■ DO THIS ■
In the material below, find all lines with the string "písm" and copy them.

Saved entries
========
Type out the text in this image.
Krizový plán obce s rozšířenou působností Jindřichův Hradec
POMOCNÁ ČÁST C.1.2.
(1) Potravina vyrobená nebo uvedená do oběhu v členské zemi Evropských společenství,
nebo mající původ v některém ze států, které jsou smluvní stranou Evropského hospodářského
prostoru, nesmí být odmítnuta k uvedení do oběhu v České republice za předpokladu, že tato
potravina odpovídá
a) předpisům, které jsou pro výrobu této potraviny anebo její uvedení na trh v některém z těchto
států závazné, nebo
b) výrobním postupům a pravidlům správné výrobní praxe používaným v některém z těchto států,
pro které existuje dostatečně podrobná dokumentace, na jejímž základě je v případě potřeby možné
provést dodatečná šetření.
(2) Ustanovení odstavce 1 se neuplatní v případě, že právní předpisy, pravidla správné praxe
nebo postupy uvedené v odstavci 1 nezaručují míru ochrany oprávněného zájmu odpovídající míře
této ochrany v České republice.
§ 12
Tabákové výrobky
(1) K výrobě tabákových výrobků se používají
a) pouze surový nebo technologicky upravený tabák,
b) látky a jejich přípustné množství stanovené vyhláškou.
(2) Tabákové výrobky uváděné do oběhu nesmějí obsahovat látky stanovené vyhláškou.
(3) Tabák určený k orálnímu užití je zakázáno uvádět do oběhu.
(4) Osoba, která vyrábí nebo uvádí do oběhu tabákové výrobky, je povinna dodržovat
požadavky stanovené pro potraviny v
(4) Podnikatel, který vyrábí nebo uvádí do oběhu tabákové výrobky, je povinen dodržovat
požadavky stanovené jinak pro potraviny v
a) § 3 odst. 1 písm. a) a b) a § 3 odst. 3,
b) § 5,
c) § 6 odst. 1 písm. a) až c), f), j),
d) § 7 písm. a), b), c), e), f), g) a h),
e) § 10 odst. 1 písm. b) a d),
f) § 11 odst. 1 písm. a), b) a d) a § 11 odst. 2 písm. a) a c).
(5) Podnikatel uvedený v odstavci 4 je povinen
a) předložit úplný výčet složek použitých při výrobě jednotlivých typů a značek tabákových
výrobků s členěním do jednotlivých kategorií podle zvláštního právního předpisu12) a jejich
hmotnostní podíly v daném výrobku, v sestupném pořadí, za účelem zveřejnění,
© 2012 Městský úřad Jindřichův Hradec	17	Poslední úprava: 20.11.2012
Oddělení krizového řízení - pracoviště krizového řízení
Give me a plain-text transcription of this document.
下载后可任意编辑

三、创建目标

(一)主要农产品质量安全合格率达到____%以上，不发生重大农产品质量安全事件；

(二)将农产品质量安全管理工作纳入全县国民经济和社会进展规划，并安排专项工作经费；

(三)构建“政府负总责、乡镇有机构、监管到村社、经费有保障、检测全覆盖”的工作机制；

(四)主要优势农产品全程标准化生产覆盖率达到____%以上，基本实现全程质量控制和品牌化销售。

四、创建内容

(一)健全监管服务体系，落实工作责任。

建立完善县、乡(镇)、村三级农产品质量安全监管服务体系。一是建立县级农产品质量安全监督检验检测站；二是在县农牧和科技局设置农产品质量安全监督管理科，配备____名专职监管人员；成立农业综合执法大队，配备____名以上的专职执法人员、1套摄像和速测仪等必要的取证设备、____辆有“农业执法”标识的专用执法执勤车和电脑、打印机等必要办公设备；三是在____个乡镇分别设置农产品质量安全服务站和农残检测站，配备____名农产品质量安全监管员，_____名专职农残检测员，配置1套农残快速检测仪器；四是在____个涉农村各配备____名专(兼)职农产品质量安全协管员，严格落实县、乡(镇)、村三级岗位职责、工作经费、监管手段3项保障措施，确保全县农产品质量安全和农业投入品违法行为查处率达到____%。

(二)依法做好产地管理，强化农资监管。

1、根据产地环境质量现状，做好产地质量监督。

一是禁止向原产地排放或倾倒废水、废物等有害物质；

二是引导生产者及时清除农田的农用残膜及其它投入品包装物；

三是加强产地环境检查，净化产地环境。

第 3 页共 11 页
========
■ TASK RESULT ■
a) § 3 odst. 1 písm. a) a b) a § 3 odst. 3,
c) § 6 odst. 1 písm. a) až c), f), j),
d) § 7 písm. a), b), c), e), f), g) a h),
e) § 10 odst. 1 písm. b) a d),
f) § 11 odst. 1 písm. a), b) a d) a § 11 odst. 2 písm. a) a c).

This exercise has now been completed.